TASK DIRECTIONS:
Look through the entries and report how many lines include the word "modified". Give the number alone.

INPUT RECORDS:
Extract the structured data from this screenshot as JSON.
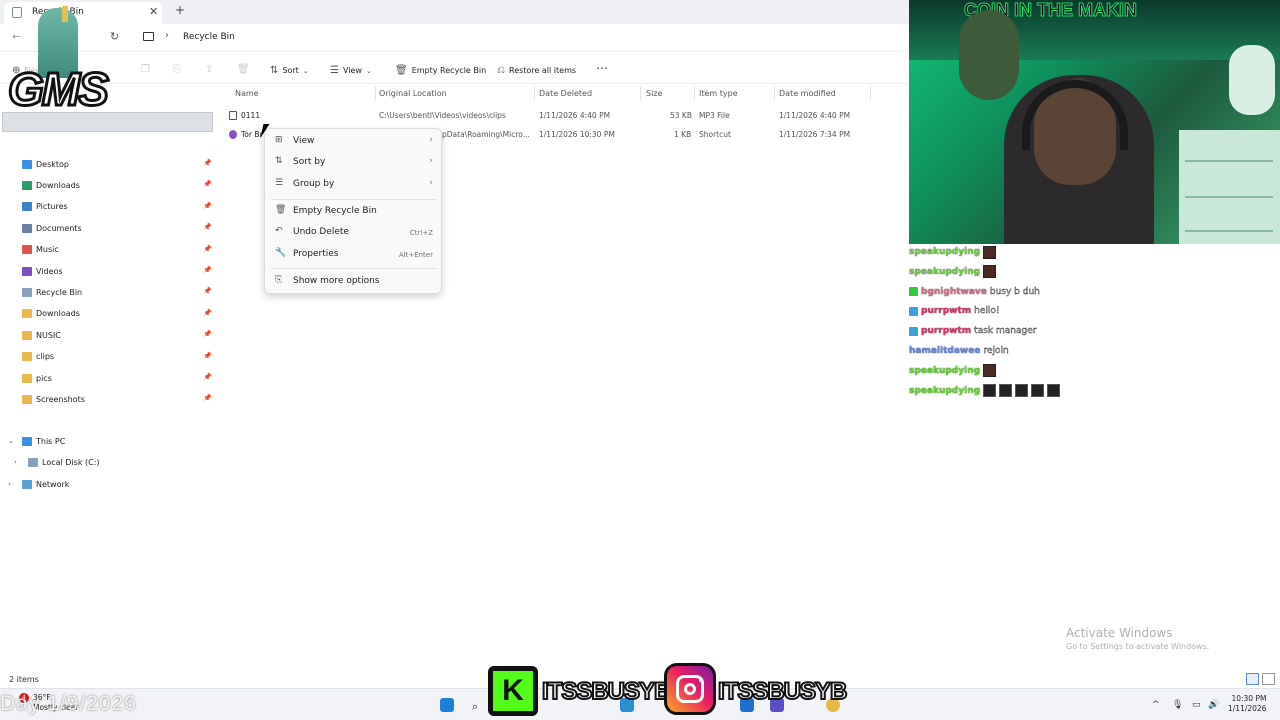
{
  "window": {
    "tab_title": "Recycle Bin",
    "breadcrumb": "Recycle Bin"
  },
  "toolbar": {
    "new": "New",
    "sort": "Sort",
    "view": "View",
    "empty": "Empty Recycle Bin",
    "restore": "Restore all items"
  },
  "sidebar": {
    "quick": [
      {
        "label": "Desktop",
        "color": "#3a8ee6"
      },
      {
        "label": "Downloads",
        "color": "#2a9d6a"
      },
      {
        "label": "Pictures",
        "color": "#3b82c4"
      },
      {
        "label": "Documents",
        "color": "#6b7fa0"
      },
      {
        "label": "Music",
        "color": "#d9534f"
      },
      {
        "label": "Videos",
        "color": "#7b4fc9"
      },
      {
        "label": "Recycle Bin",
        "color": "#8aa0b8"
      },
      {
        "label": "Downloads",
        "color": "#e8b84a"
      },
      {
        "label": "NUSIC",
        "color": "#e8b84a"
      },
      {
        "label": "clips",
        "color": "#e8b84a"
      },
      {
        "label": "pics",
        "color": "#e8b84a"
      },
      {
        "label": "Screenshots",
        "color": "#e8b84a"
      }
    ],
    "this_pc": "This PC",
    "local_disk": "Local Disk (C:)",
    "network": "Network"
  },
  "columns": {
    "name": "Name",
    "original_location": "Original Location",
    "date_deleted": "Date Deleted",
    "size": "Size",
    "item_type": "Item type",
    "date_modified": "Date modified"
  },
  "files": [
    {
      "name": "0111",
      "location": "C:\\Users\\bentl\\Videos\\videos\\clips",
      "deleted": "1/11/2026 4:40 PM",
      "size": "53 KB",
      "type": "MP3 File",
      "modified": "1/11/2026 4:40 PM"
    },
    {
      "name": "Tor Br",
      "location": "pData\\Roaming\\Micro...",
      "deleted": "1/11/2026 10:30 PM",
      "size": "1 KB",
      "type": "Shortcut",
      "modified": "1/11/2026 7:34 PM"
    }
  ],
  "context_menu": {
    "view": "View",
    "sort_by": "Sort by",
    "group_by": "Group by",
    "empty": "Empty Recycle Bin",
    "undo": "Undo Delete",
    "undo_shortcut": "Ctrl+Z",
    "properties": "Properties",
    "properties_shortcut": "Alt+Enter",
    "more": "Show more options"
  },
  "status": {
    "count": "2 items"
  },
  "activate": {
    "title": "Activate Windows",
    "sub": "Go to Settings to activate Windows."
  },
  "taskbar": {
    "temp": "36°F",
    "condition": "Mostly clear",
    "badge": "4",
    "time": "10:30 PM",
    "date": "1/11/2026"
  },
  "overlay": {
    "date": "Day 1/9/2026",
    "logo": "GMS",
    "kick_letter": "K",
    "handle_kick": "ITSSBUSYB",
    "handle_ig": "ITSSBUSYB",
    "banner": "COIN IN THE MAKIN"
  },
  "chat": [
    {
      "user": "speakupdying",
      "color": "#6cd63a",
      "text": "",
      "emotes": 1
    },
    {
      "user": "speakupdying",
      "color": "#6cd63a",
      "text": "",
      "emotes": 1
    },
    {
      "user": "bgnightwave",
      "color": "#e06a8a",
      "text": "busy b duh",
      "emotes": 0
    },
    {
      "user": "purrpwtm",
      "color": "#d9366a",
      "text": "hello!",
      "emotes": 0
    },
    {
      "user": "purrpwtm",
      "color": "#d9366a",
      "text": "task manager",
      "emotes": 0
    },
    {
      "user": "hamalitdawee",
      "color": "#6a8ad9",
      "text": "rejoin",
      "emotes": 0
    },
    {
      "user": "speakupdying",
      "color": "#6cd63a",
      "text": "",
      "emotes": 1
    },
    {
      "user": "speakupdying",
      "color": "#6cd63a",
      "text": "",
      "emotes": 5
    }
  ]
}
--
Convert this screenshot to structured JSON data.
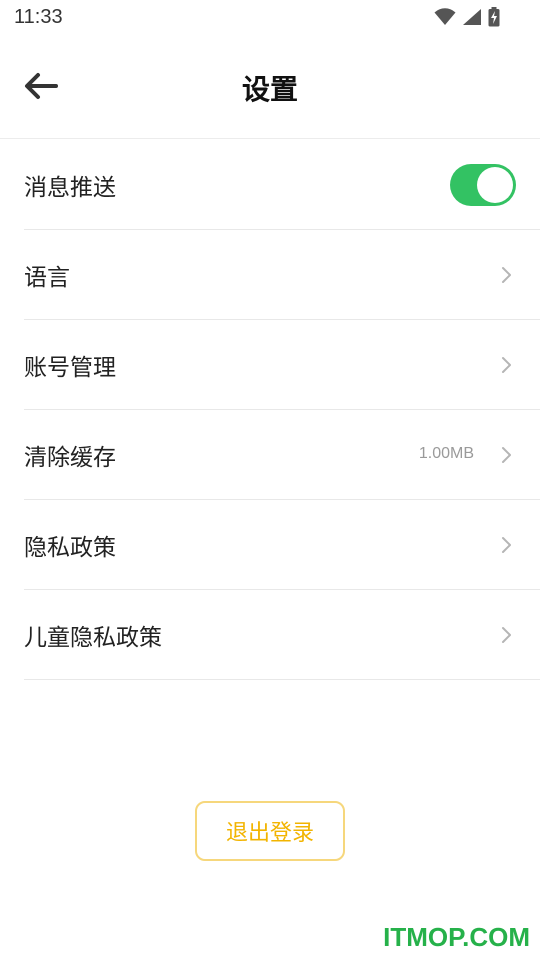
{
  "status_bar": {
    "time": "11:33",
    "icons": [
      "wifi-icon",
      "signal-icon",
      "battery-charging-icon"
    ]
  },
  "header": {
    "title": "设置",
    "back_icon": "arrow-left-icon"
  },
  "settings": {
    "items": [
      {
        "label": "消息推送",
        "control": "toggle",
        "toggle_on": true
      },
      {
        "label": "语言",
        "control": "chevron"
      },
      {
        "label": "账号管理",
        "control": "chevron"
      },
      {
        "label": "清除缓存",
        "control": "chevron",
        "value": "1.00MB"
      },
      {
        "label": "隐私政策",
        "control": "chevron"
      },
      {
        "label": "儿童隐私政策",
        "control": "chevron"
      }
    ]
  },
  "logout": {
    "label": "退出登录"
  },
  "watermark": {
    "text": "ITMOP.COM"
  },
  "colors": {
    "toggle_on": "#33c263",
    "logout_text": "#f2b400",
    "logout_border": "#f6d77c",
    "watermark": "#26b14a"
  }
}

RIGHT ANSWER:
3